● Problem to solve:
Where a line of the material contains the string "lower", copy that line.
___ Listed entries
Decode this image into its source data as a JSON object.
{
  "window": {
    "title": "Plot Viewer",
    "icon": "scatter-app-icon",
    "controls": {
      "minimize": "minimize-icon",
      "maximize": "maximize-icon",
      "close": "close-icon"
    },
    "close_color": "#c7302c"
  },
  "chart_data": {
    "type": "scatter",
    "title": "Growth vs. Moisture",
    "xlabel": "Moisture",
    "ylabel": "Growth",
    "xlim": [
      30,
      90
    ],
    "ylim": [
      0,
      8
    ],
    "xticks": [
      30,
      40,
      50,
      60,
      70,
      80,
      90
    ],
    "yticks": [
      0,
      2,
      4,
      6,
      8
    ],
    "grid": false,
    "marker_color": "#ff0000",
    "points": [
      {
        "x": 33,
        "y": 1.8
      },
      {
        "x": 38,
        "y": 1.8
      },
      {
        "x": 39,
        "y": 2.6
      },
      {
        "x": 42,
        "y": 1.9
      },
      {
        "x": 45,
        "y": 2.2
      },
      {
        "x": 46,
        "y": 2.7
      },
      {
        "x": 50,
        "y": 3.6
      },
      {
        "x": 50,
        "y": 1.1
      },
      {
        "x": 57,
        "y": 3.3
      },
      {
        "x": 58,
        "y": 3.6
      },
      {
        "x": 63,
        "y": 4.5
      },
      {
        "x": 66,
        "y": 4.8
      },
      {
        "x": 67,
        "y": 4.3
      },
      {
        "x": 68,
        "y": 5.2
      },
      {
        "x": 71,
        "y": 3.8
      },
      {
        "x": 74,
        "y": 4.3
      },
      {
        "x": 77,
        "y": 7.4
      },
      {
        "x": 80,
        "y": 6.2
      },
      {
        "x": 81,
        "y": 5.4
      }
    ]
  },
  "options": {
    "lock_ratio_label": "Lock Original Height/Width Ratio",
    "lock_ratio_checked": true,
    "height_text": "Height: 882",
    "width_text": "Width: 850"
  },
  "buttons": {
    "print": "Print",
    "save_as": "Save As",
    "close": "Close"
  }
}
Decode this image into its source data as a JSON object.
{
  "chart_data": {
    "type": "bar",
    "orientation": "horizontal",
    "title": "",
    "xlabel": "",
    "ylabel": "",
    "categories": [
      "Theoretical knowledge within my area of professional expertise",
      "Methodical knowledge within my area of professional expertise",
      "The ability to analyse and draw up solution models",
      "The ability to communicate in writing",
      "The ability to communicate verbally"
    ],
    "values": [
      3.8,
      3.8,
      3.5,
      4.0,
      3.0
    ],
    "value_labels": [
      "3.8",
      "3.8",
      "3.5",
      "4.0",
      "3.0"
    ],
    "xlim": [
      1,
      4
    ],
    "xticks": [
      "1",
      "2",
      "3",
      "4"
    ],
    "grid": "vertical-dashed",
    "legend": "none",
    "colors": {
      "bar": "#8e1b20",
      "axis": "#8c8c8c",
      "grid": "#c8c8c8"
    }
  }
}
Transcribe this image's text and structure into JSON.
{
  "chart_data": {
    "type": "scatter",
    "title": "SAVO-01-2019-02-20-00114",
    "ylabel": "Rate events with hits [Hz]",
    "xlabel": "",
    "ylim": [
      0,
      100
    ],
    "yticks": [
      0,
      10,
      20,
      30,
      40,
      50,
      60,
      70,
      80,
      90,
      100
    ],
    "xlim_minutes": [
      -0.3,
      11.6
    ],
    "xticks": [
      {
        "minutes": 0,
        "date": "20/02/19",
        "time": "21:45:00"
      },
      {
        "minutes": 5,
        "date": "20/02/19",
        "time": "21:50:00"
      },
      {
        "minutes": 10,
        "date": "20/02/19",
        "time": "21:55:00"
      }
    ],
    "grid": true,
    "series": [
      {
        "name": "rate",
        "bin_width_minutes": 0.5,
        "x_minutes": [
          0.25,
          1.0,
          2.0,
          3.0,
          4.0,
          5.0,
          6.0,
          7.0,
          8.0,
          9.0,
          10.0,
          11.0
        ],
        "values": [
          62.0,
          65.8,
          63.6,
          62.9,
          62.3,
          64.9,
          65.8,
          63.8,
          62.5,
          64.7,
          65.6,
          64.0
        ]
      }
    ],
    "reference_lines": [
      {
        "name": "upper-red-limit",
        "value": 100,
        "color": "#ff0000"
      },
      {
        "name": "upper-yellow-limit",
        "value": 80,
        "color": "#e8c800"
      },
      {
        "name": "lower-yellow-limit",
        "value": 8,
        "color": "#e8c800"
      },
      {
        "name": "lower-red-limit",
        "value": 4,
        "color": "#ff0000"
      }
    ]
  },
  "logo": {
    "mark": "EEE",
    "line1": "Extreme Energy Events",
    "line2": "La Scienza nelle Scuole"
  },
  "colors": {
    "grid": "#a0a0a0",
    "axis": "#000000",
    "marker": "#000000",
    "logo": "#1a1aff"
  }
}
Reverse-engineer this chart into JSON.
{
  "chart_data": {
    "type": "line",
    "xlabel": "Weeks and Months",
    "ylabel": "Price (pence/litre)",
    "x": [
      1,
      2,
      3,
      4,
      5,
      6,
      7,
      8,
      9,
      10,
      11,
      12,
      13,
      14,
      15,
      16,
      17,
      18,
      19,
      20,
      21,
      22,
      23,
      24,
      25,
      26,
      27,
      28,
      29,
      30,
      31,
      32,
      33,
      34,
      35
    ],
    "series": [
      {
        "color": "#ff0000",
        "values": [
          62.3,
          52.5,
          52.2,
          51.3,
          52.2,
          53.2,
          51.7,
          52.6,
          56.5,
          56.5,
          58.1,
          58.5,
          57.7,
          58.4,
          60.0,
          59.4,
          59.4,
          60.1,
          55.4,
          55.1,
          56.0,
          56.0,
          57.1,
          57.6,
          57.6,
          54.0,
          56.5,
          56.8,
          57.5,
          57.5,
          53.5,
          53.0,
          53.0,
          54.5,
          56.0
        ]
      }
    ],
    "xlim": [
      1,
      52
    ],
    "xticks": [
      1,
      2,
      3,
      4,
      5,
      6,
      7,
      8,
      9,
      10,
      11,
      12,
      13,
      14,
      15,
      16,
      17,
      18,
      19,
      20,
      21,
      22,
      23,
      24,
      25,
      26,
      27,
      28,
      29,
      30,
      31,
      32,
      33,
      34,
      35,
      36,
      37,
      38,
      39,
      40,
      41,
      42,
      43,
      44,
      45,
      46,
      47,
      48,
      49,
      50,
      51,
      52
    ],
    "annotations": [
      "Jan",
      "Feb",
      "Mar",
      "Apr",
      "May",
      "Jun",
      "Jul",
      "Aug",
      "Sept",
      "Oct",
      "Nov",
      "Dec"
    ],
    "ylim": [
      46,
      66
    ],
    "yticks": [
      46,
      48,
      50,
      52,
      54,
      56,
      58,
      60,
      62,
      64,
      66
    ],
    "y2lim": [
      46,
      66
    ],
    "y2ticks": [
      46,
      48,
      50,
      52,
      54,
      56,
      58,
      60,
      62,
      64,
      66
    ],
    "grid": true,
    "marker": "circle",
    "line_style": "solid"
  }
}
______
● Exercise result:
        "name": "lower-yellow-limit",
        "name": "lower-red-limit",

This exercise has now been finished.